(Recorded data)
○ ○ ○

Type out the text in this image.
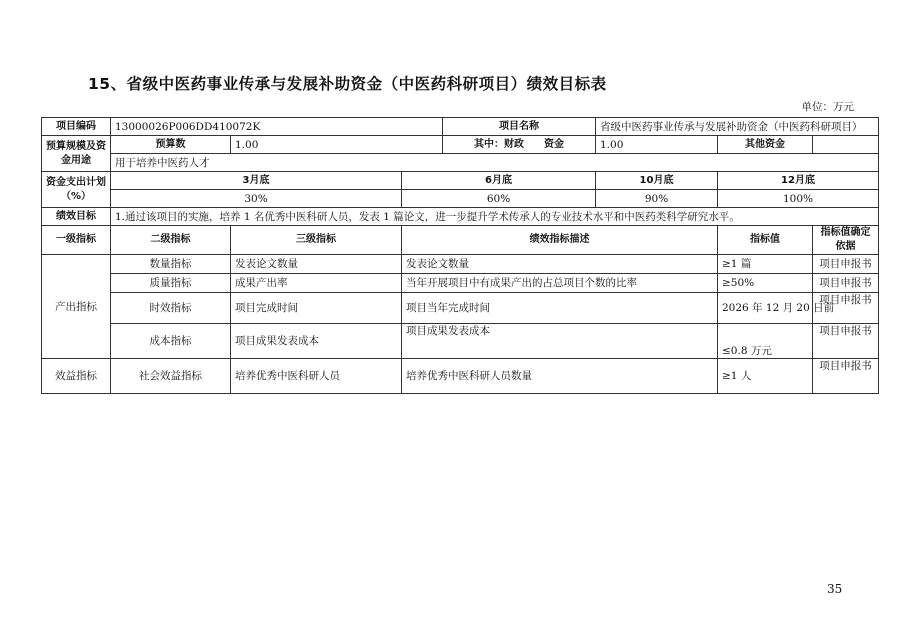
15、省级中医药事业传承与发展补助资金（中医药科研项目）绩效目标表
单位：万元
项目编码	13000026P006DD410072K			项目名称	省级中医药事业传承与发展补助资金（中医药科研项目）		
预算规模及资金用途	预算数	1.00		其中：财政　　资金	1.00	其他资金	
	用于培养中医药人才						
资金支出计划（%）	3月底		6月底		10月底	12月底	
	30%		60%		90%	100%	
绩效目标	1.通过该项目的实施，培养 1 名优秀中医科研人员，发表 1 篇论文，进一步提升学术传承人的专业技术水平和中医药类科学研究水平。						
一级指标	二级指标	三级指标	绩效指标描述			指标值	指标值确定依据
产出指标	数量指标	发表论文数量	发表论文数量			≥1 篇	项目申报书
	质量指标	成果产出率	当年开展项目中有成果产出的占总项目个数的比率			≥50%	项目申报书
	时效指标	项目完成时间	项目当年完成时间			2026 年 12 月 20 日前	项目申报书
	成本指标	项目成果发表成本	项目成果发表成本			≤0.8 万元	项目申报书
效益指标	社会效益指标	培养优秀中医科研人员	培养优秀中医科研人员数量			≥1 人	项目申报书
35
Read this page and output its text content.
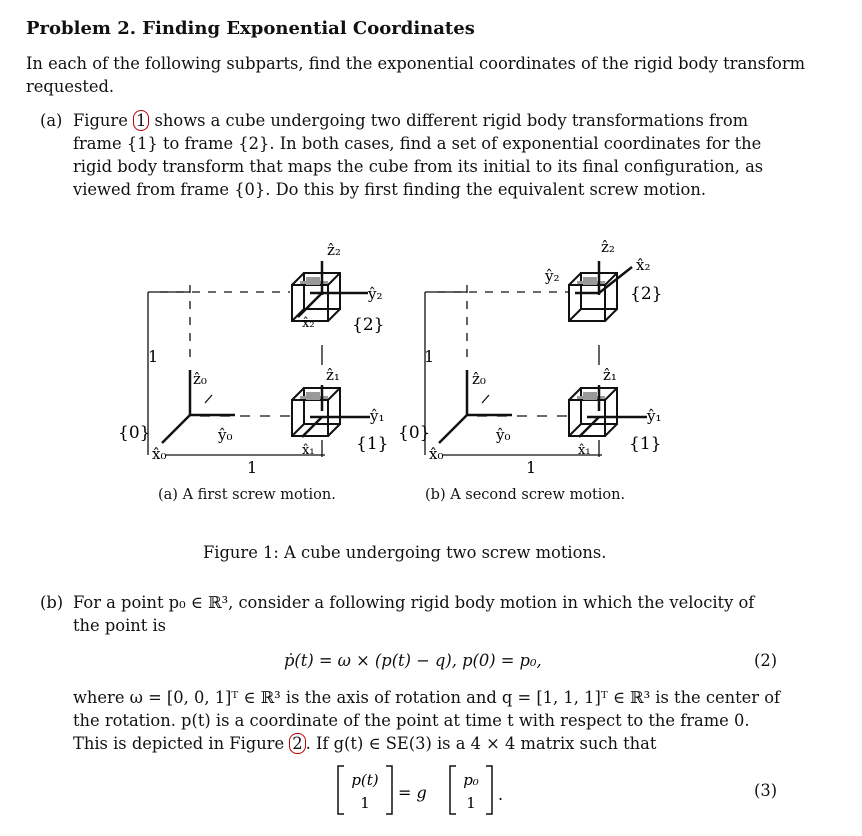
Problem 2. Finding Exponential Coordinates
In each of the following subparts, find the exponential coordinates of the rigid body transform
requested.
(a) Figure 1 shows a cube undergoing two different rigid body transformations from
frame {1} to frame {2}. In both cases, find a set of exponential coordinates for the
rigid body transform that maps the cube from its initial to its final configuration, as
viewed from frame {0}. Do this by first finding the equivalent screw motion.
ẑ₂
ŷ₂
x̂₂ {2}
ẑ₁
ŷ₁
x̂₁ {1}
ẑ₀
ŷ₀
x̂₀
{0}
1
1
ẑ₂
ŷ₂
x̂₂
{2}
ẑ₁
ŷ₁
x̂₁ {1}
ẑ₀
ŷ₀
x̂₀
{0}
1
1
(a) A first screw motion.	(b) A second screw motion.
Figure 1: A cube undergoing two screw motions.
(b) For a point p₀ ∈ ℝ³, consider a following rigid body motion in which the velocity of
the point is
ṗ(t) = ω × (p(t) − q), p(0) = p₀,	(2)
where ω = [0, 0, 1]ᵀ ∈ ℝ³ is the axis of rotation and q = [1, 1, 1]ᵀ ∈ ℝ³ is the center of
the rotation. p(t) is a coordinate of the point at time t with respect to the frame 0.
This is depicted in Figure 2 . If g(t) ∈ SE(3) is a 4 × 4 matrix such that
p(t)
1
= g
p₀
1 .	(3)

○ ○ ○

● What is asked: Every line of the data should be copied as it stands, without the images.

● Solution for this task:
Type out the text in this image.
15、省级中医药事业传承与发展补助资金（中医药科研项目）绩效目标表
单位：万元
项目编码	13000026P006DD410072K			项目名称	省级中医药事业传承与发展补助资金（中医药科研项目）		
预算规模及资金用途	预算数	1.00		其中：财政　　资金	1.00	其他资金	
	用于培养中医药人才						
资金支出计划（%）	3月底		6月底		10月底	12月底	
	30%		60%		90%	100%	
绩效目标	1.通过该项目的实施，培养 1 名优秀中医科研人员，发表 1 篇论文，进一步提升学术传承人的专业技术水平和中医药类科学研究水平。						
一级指标	二级指标	三级指标	绩效指标描述			指标值	指标值确定依据
产出指标	数量指标	发表论文数量	发表论文数量			≥1 篇	项目申报书
	质量指标	成果产出率	当年开展项目中有成果产出的占总项目个数的比率			≥50%	项目申报书
	时效指标	项目完成时间	项目当年完成时间			2026 年 12 月 20 日前	项目申报书
	成本指标	项目成果发表成本	项目成果发表成本			≤0.8 万元	项目申报书
效益指标	社会效益指标	培养优秀中医科研人员	培养优秀中医科研人员数量			≥1 人	项目申报书
35
Read this page and output its text content.
Problem 2. Finding Exponential Coordinates
In each of the following subparts, find the exponential coordinates of the rigid body transform
requested.
(a) Figure 1 shows a cube undergoing two different rigid body transformations from
frame {1} to frame {2}. In both cases, find a set of exponential coordinates for the
rigid body transform that maps the cube from its initial to its final configuration, as
viewed from frame {0}. Do this by first finding the equivalent screw motion.
ẑ₂
ŷ₂
x̂₂ {2}
ẑ₁
ŷ₁
x̂₁ {1}
ẑ₀
ŷ₀
x̂₀
{0}
1
1
ẑ₂
ŷ₂
x̂₂
{2}
ẑ₁
ŷ₁
x̂₁ {1}
ẑ₀
ŷ₀
x̂₀
{0}
1
1
(a) A first screw motion.	(b) A second screw motion.
Figure 1: A cube undergoing two screw motions.
(b) For a point p₀ ∈ ℝ³, consider a following rigid body motion in which the velocity of
the point is
ṗ(t) = ω × (p(t) − q), p(0) = p₀,	(2)
where ω = [0, 0, 1]ᵀ ∈ ℝ³ is the axis of rotation and q = [1, 1, 1]ᵀ ∈ ℝ³ is the center of
the rotation. p(t) is a coordinate of the point at time t with respect to the frame 0.
This is depicted in Figure 2 . If g(t) ∈ SE(3) is a 4 × 4 matrix such that
p(t)
1
= g
p₀
1 .	(3)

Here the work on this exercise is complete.